Look through the material below for "name". Copy every line that contains it.
━━━━━ Data to use
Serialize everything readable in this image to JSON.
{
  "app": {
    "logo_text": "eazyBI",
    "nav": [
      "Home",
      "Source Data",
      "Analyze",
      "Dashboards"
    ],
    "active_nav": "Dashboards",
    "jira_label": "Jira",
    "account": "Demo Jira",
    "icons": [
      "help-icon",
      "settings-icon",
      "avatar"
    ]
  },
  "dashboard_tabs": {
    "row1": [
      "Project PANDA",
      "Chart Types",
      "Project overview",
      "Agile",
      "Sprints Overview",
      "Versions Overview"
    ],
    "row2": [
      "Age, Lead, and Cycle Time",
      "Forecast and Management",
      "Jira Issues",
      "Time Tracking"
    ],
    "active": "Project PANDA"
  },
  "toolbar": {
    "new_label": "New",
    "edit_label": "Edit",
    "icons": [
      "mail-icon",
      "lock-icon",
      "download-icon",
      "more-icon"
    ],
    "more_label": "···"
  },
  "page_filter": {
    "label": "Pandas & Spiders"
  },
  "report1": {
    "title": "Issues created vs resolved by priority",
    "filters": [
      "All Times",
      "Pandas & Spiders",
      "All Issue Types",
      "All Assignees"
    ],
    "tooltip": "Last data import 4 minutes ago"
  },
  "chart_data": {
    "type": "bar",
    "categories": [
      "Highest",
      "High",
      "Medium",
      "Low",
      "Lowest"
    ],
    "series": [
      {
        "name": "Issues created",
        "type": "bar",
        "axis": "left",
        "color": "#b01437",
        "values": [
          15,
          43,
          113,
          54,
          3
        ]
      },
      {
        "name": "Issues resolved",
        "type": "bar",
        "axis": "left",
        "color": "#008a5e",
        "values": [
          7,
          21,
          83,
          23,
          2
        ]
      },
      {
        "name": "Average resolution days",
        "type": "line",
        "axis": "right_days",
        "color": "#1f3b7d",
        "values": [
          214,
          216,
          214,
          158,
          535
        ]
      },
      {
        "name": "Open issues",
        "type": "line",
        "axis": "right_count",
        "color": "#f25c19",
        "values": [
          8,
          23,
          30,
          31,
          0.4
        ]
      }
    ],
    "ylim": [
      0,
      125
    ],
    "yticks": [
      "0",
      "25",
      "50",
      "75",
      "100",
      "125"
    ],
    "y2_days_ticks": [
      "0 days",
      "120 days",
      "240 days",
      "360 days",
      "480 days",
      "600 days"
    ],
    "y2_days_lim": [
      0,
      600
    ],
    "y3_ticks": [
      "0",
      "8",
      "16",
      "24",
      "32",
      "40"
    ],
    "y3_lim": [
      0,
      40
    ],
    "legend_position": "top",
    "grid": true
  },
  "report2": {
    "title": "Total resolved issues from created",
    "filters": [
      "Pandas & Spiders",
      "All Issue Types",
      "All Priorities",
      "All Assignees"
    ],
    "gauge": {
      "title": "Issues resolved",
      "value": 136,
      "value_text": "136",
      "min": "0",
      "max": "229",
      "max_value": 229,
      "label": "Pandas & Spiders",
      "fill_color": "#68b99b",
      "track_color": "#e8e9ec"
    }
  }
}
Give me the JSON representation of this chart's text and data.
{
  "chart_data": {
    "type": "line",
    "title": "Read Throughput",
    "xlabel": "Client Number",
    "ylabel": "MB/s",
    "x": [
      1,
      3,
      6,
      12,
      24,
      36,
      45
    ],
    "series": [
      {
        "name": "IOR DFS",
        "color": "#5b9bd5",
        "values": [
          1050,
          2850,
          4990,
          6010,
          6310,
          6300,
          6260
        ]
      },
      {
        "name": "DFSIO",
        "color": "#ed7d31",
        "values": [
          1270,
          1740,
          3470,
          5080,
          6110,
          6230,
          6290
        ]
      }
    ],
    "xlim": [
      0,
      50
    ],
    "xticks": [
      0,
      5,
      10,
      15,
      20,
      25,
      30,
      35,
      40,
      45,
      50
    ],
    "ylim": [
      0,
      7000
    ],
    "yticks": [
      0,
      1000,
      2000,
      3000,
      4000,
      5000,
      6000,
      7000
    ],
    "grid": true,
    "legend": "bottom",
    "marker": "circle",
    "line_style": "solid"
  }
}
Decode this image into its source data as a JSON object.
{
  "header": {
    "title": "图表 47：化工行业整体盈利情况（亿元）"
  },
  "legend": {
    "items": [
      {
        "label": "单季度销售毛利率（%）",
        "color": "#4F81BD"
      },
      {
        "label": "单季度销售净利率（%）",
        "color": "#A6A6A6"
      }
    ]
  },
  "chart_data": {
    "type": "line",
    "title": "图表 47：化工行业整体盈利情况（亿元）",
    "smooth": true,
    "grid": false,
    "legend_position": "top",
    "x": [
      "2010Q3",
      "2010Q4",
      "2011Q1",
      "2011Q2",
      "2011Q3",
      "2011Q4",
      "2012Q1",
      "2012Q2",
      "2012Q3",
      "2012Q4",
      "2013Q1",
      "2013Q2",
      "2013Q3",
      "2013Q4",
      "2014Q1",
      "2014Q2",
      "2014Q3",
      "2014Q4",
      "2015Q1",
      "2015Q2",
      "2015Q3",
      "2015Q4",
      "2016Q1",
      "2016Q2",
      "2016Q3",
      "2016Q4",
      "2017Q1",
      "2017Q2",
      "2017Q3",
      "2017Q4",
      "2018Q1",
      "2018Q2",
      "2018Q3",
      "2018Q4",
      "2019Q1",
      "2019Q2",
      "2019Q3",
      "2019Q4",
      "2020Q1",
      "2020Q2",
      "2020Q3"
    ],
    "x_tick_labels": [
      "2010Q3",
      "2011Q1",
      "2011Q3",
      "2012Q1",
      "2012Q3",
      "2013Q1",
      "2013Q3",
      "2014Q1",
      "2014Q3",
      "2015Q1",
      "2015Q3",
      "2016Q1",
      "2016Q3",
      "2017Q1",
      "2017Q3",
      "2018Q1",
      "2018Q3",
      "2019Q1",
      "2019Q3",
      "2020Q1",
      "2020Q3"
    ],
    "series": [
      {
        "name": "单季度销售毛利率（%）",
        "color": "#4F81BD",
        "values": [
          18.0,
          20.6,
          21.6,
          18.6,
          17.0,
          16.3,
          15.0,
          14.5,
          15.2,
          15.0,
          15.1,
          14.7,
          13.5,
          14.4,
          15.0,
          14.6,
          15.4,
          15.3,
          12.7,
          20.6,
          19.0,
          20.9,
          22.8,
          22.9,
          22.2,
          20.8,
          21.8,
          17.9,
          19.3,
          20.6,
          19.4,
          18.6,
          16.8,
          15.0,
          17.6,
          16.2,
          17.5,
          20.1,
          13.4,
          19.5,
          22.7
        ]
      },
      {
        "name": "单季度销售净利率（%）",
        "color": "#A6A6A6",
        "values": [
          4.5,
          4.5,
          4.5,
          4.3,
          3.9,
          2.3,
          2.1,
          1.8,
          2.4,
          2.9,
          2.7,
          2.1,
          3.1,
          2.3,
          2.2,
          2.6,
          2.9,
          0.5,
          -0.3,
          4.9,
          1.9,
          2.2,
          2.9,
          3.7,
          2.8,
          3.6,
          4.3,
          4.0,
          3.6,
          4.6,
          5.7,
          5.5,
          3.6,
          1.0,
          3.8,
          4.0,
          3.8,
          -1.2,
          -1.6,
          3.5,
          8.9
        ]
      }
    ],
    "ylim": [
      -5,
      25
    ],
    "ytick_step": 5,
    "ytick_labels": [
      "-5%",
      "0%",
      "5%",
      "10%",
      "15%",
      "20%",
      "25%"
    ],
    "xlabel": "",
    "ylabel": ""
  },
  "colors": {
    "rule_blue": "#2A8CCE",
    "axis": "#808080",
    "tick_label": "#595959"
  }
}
━━━━━━━━━━
The solution
        "name": "Issues created",
        "name": "Issues resolved",
        "name": "Average resolution days",
        "name": "Open issues",
        "name": "IOR DFS",
        "name": "DFSIO",
        "name": "单季度销售毛利率（%）",
        "name": "单季度销售净利率（%）",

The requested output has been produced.